Start of SUPPLIED RECORDS
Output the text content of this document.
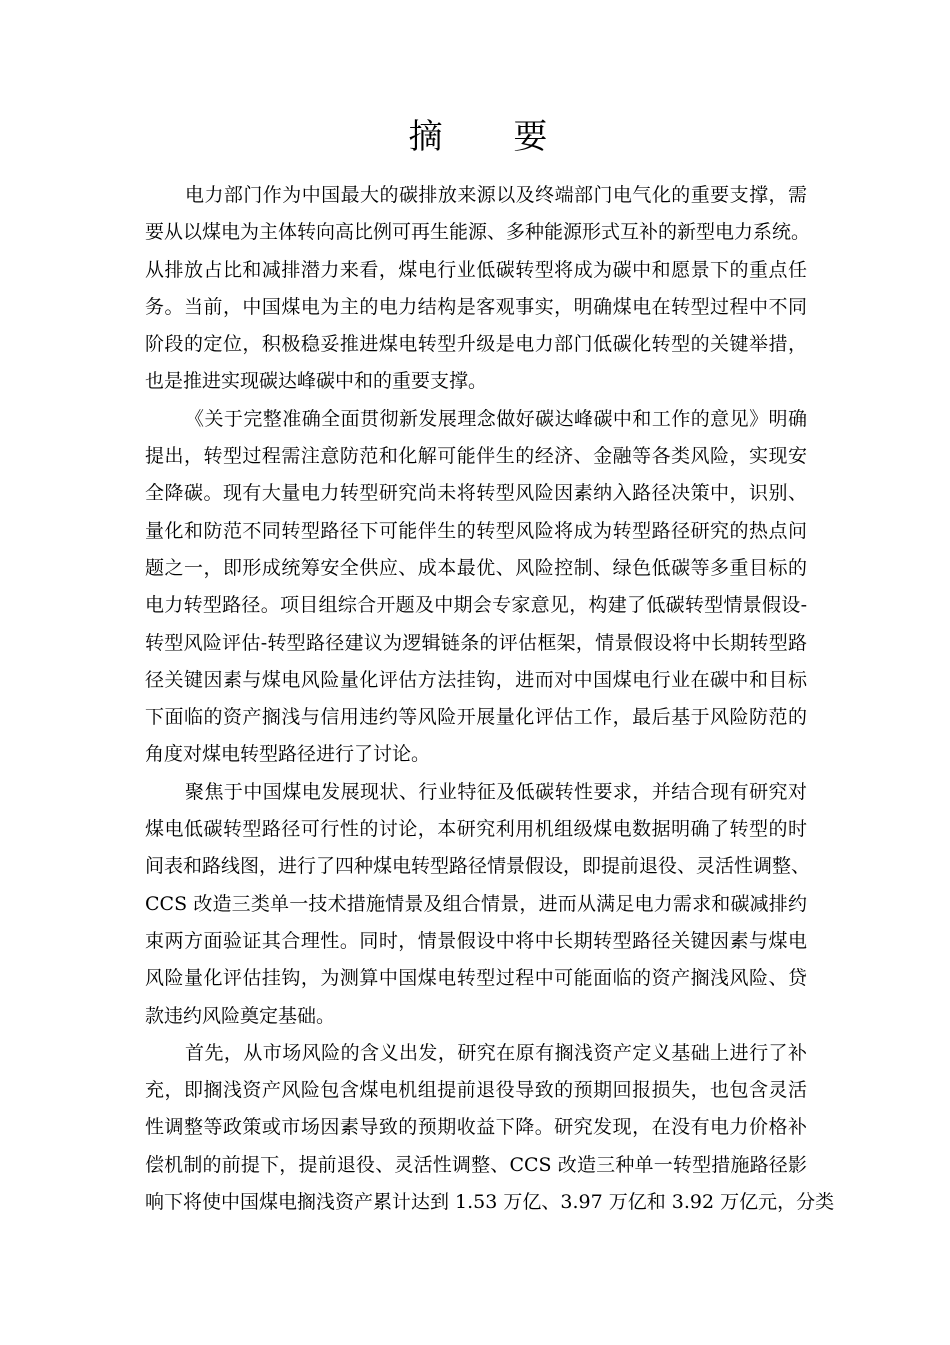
摘 要
电力部门作为中国最大的碳排放来源以及终端部门电气化的重要支撑，需
要从以煤电为主体转向高比例可再生能源、多种能源形式互补的新型电力系统。
从排放占比和减排潜力来看，煤电行业低碳转型将成为碳中和愿景下的重点任
务。当前，中国煤电为主的电力结构是客观事实，明确煤电在转型过程中不同
阶段的定位，积极稳妥推进煤电转型升级是电力部门低碳化转型的关键举措，
也是推进实现碳达峰碳中和的重要支撑。
《关于完整准确全面贯彻新发展理念做好碳达峰碳中和工作的意见》明确
提出，转型过程需注意防范和化解可能伴生的经济、金融等各类风险，实现安
全降碳。现有大量电力转型研究尚未将转型风险因素纳入路径决策中，识别、
量化和防范不同转型路径下可能伴生的转型风险将成为转型路径研究的热点问
题之一，即形成统筹安全供应、成本最优、风险控制、绿色低碳等多重目标的
电力转型路径。项目组综合开题及中期会专家意见，构建了低碳转型情景假设-
转型风险评估-转型路径建议为逻辑链条的评估框架，情景假设将中长期转型路
径关键因素与煤电风险量化评估方法挂钩，进而对中国煤电行业在碳中和目标
下面临的资产搁浅与信用违约等风险开展量化评估工作，最后基于风险防范的
角度对煤电转型路径进行了讨论。
聚焦于中国煤电发展现状、行业特征及低碳转性要求，并结合现有研究对
煤电低碳转型路径可行性的讨论，本研究利用机组级煤电数据明确了转型的时
间表和路线图，进行了四种煤电转型路径情景假设，即提前退役、灵活性调整、
CCS 改造三类单一技术措施情景及组合情景，进而从满足电力需求和碳减排约
束两方面验证其合理性。同时，情景假设中将中长期转型路径关键因素与煤电
风险量化评估挂钩，为测算中国煤电转型过程中可能面临的资产搁浅风险、贷
款违约风险奠定基础。
首先，从市场风险的含义出发，研究在原有搁浅资产定义基础上进行了补
充，即搁浅资产风险包含煤电机组提前退役导致的预期回报损失，也包含灵活
性调整等政策或市场因素导致的预期收益下降。研究发现，在没有电力价格补
偿机制的前提下，提前退役、灵活性调整、CCS 改造三种单一转型措施路径影
响下将使中国煤电搁浅资产累计达到 1.53 万亿、3.97 万亿和 3.92 万亿元，分类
End of SUPPLIED RECORDS
Count the lines of the data that include the string "灵活性调整", and give only that number.

2